Only the lines from the one containing "Read out every word on this page." to the end of the material are to be copied, exactly and in full; images stay out.

**PROVIDED ENTRIES**:
==============================

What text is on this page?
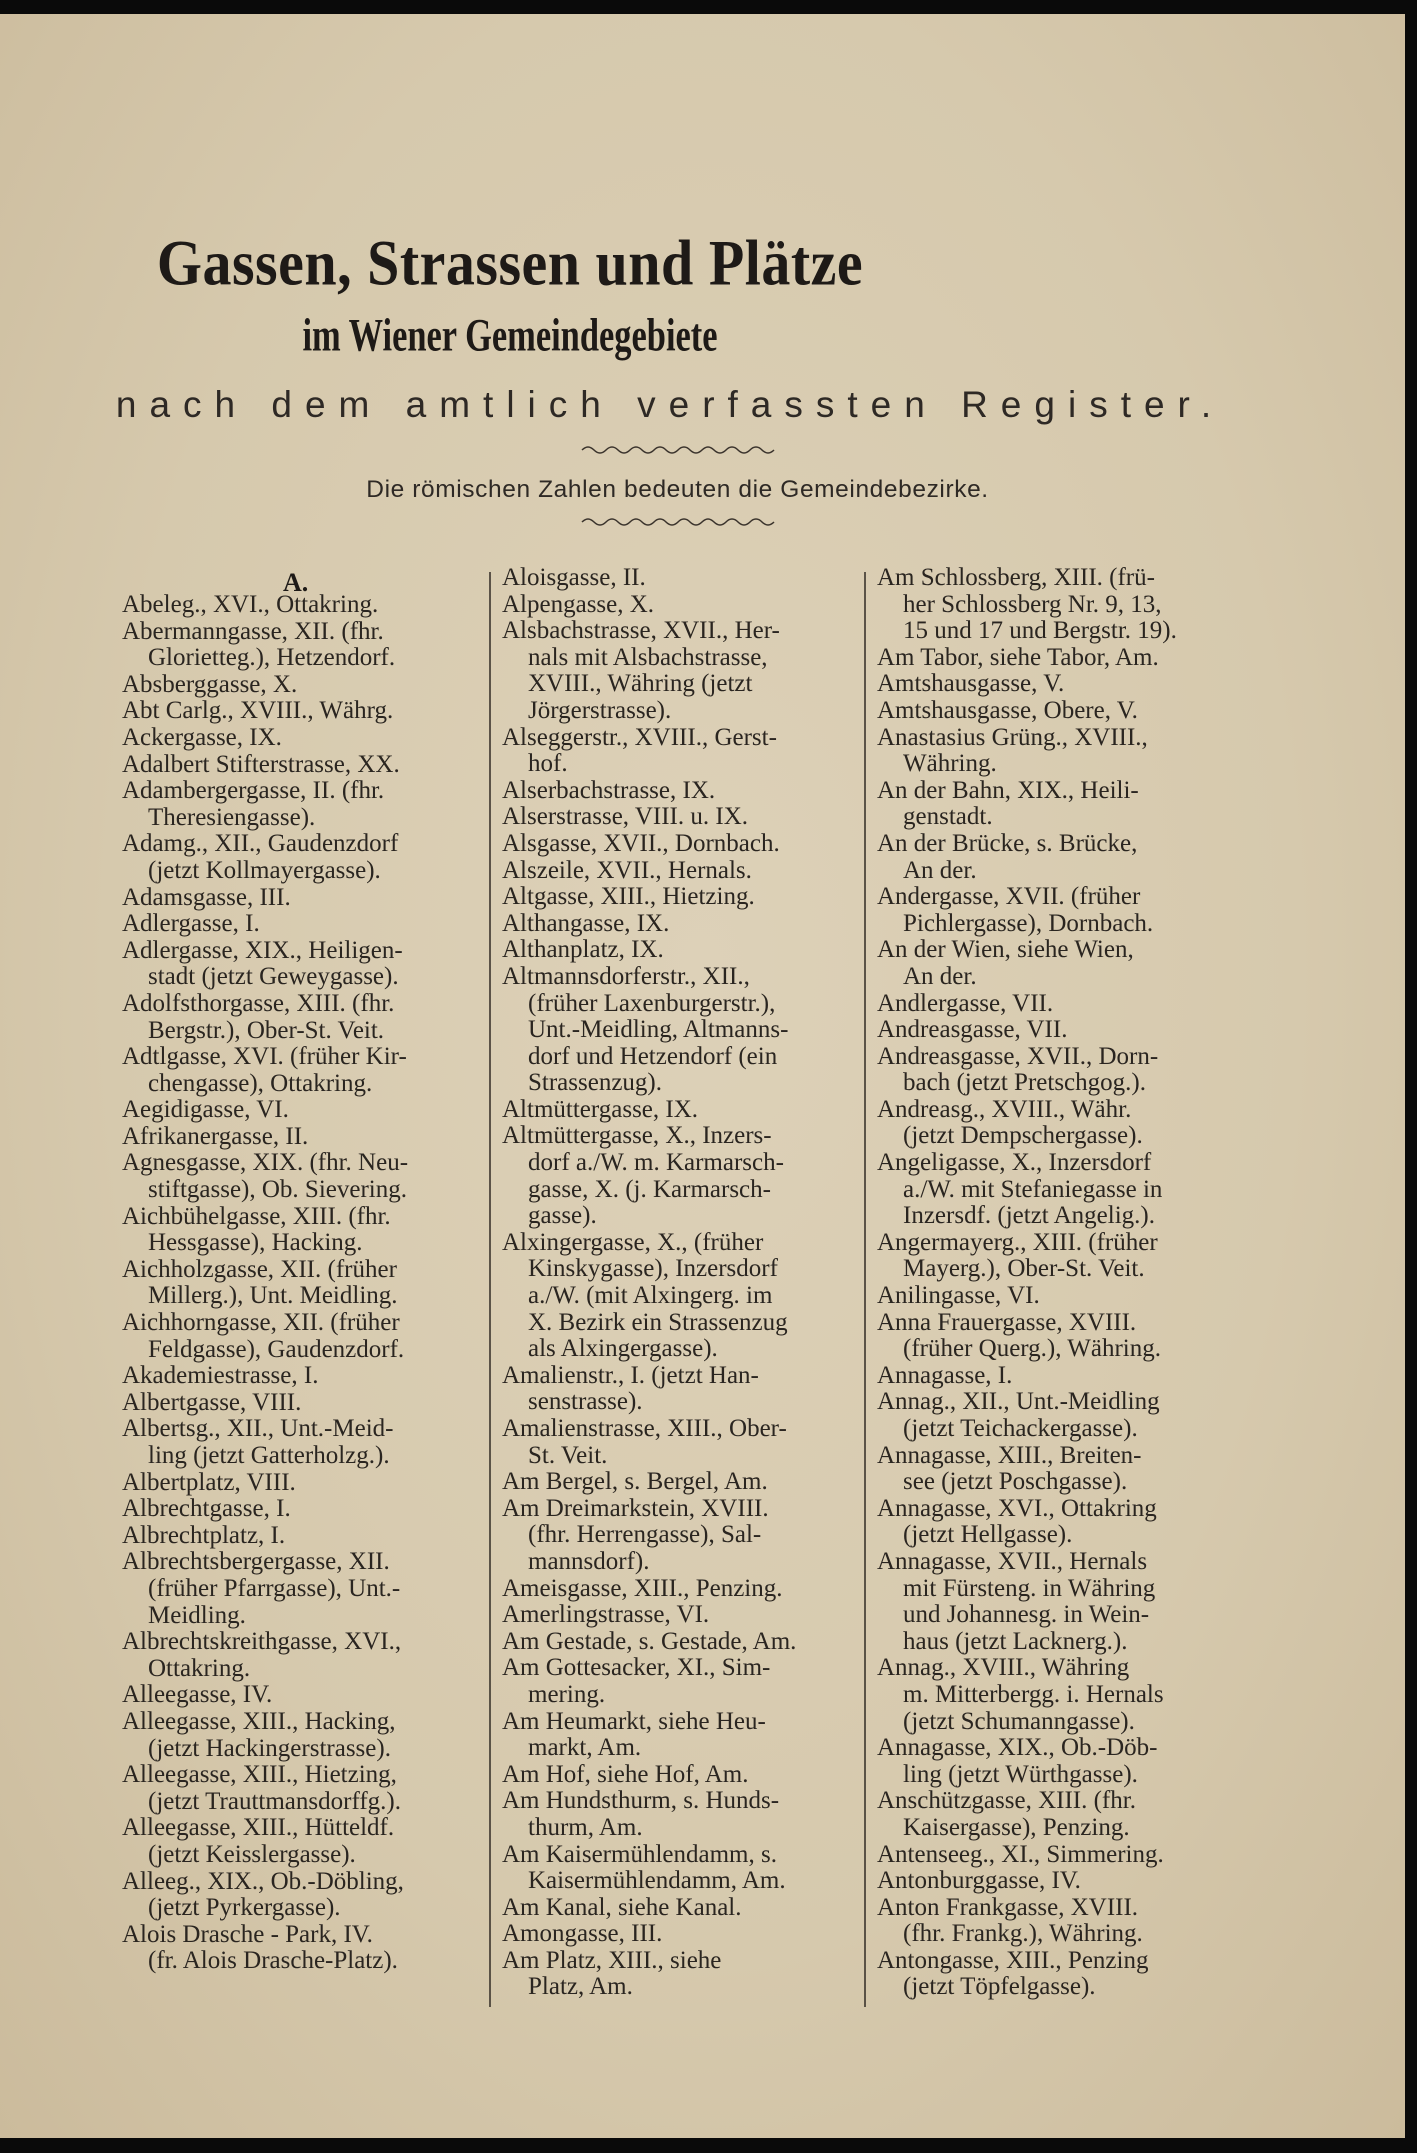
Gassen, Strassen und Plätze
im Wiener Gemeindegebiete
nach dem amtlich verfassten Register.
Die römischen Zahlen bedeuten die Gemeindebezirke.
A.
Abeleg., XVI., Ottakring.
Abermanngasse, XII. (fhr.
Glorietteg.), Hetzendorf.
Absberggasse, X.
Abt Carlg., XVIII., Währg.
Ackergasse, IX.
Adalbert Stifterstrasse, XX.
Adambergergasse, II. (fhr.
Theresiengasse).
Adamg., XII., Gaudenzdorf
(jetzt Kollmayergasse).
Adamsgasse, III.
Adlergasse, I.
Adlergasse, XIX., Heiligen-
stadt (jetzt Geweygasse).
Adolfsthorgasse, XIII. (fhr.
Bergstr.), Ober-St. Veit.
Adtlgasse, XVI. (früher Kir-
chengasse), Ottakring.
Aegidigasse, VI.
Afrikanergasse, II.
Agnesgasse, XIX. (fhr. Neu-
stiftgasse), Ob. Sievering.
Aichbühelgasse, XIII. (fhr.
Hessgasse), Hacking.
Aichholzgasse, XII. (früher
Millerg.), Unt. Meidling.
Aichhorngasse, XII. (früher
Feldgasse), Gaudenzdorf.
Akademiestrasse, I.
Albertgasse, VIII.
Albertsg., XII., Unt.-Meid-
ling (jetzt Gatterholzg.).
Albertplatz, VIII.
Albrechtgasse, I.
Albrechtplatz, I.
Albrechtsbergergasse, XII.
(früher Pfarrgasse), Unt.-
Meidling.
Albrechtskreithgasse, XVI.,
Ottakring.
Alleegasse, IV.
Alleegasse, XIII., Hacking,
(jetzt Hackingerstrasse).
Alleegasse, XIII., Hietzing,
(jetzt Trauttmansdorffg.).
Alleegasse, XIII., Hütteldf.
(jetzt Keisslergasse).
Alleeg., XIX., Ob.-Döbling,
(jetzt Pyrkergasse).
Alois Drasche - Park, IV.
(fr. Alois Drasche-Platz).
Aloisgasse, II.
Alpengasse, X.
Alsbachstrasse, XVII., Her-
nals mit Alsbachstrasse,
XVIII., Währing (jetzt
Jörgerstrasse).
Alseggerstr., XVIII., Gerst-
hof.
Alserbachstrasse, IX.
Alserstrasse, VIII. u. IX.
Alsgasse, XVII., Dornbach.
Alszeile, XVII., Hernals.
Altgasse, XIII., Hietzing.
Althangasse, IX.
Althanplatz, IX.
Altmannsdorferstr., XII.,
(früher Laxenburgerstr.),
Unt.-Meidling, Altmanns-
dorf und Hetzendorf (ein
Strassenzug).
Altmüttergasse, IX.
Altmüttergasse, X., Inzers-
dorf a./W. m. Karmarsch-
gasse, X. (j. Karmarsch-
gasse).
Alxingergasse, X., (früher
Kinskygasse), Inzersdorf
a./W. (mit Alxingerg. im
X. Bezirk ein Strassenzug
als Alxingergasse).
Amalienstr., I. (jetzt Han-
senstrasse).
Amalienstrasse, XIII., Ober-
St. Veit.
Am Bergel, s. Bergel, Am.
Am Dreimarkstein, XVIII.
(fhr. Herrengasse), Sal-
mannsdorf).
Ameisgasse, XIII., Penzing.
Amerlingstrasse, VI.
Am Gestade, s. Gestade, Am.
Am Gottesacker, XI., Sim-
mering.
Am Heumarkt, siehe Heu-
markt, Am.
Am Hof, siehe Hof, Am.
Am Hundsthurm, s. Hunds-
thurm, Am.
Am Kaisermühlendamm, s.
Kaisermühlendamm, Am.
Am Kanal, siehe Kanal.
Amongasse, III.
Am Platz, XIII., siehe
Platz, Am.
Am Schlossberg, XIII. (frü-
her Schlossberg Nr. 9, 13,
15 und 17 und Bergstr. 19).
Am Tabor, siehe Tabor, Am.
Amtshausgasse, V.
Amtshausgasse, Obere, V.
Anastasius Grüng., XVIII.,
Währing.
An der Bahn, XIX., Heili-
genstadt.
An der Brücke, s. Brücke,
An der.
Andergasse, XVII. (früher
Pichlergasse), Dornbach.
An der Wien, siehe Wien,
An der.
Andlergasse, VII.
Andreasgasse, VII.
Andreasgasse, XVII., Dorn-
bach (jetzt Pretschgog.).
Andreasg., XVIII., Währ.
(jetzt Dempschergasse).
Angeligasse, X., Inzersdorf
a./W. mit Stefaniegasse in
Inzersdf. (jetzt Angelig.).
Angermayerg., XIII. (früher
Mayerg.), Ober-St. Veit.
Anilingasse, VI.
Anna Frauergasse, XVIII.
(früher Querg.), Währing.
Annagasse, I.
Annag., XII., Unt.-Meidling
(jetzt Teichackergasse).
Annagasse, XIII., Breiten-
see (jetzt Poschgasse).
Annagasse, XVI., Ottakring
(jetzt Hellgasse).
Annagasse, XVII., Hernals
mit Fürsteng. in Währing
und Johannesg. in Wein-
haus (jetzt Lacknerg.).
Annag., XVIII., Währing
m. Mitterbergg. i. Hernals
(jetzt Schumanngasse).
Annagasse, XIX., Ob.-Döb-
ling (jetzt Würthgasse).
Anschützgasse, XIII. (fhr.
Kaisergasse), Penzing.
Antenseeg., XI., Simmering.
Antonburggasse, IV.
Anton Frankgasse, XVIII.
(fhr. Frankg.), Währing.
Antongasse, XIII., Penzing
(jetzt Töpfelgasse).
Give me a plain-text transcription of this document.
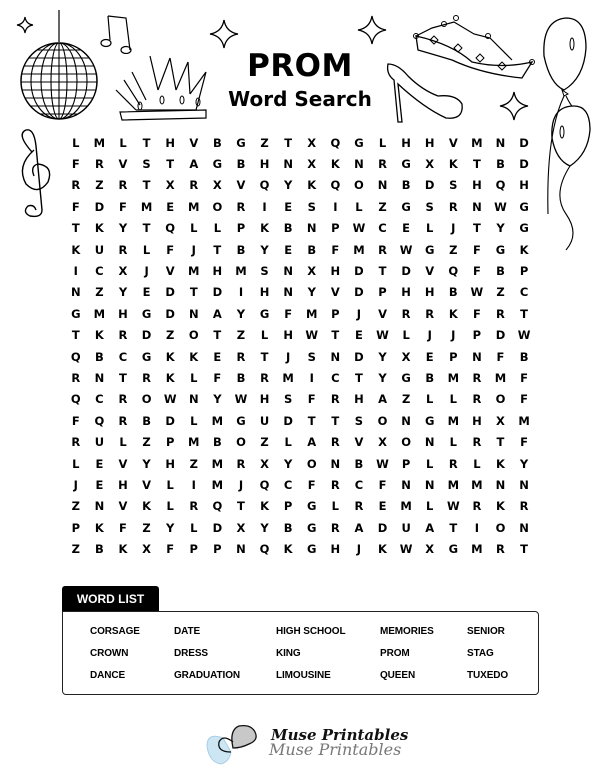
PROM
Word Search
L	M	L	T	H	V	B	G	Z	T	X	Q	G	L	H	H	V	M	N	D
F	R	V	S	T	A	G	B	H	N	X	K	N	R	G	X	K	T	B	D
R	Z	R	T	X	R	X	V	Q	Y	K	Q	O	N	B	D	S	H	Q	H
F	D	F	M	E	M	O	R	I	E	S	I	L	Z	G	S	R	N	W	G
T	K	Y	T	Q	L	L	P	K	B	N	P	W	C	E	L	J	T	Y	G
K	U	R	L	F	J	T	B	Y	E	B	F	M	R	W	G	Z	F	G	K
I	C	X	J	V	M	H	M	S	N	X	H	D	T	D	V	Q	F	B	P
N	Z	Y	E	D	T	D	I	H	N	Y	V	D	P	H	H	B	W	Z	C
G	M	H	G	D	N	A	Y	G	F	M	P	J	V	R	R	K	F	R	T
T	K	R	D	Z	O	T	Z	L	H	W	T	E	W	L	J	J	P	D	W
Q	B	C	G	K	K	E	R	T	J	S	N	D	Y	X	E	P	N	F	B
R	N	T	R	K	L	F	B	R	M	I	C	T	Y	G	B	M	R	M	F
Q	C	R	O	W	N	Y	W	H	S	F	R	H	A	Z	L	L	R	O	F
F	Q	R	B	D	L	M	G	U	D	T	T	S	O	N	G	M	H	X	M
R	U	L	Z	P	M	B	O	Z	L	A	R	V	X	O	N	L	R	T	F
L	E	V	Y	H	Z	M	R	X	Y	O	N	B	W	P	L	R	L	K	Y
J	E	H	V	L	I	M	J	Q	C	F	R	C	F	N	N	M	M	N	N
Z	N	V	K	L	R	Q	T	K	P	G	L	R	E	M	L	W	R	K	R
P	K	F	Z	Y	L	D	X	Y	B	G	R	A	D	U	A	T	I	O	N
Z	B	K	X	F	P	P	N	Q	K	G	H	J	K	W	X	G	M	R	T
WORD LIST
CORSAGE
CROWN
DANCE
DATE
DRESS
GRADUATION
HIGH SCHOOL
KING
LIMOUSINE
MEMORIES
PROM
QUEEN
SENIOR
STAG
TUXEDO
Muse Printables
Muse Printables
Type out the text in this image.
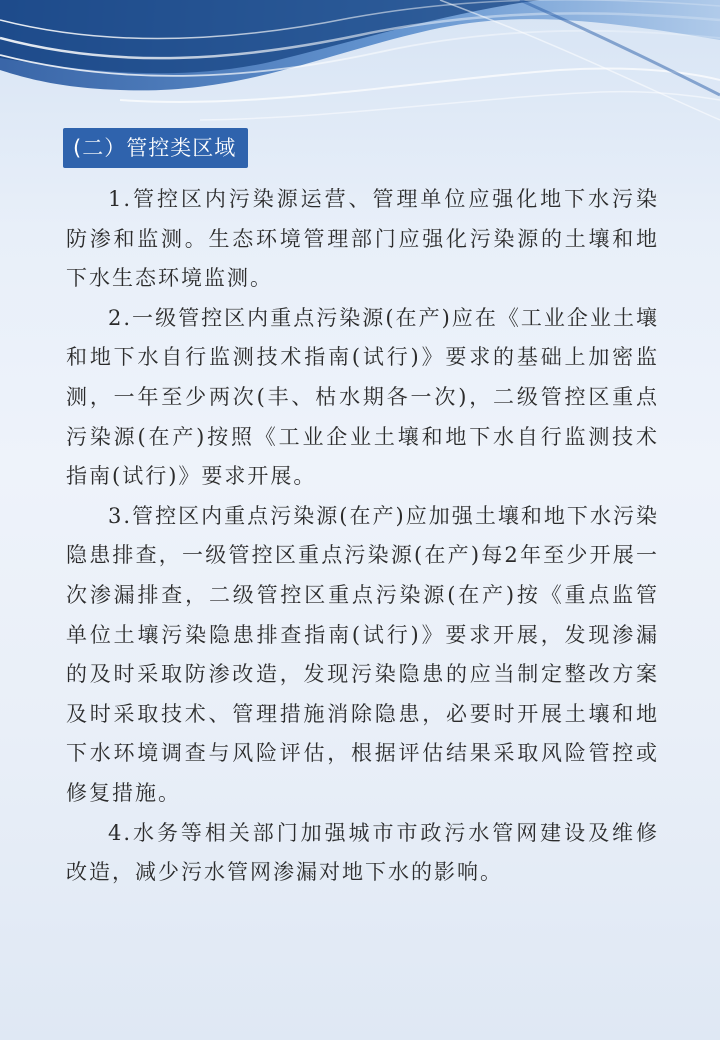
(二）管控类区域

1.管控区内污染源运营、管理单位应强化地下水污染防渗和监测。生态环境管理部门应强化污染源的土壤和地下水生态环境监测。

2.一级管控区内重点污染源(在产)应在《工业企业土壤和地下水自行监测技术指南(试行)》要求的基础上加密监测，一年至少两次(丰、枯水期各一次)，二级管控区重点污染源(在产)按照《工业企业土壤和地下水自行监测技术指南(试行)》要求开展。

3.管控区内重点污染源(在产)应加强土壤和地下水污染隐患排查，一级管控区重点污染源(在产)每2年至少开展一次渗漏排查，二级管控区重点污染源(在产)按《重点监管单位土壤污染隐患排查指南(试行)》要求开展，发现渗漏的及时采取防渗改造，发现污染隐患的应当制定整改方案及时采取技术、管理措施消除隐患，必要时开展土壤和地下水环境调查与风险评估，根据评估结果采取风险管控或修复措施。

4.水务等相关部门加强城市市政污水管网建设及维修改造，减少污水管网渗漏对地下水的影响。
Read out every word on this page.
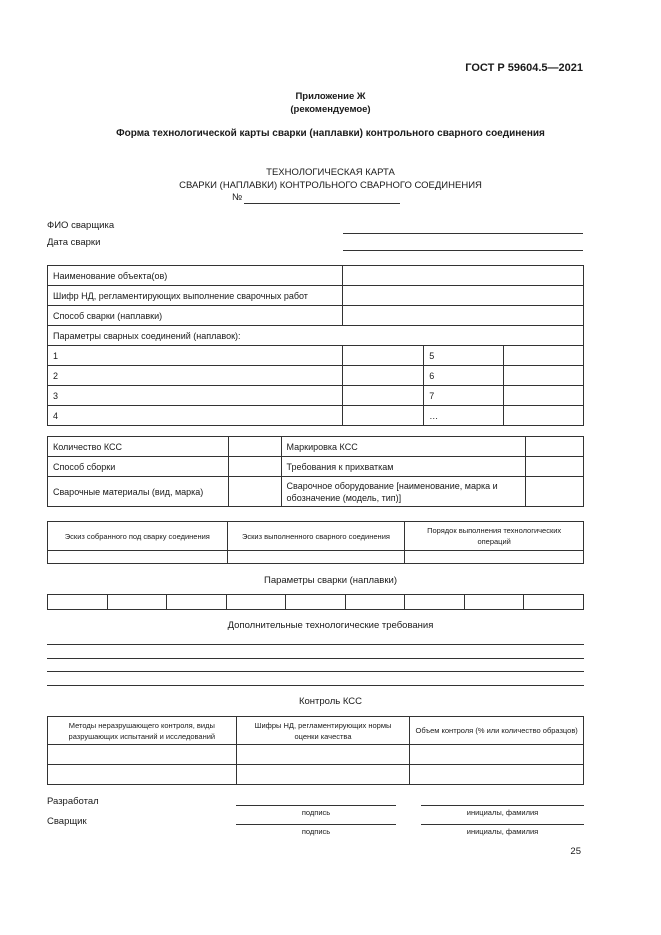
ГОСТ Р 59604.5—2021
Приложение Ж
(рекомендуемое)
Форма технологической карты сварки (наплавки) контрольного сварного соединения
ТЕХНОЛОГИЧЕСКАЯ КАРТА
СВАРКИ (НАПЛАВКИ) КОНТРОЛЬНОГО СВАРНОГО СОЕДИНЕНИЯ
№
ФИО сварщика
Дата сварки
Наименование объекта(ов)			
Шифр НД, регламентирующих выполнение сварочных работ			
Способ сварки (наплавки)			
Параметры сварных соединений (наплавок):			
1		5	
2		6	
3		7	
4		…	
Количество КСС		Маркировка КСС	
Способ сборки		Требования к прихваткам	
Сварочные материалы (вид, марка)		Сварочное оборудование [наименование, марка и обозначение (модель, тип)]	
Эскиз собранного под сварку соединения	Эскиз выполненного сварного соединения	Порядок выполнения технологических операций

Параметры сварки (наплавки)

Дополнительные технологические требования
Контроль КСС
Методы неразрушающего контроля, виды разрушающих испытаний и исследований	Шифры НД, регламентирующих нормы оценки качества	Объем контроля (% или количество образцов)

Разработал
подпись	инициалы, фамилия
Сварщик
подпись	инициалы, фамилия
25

==============================

**FINISHED ANSWER**:
Read out every word on this page.
ГОСТ Р 59604.5—2021
Приложение Ж
(рекомендуемое)
Форма технологической карты сварки (наплавки) контрольного сварного соединения
ТЕХНОЛОГИЧЕСКАЯ КАРТА
СВАРКИ (НАПЛАВКИ) КОНТРОЛЬНОГО СВАРНОГО СОЕДИНЕНИЯ
№
ФИО сварщика
Дата сварки
Наименование объекта(ов)			
Шифр НД, регламентирующих выполнение сварочных работ			
Способ сварки (наплавки)			
Параметры сварных соединений (наплавок):			
1		5	
2		6	
3		7	
4		…	
Количество КСС		Маркировка КСС	
Способ сборки		Требования к прихваткам	
Сварочные материалы (вид, марка)		Сварочное оборудование [наименование, марка и обозначение (модель, тип)]	
Эскиз собранного под сварку соединения	Эскиз выполненного сварного соединения	Порядок выполнения технологических операций

Параметры сварки (наплавки)

Дополнительные технологические требования
Контроль КСС
Методы неразрушающего контроля, виды разрушающих испытаний и исследований	Шифры НД, регламентирующих нормы оценки качества	Объем контроля (% или количество образцов)

Разработал
подпись	инициалы, фамилия
Сварщик
подпись	инициалы, фамилия
25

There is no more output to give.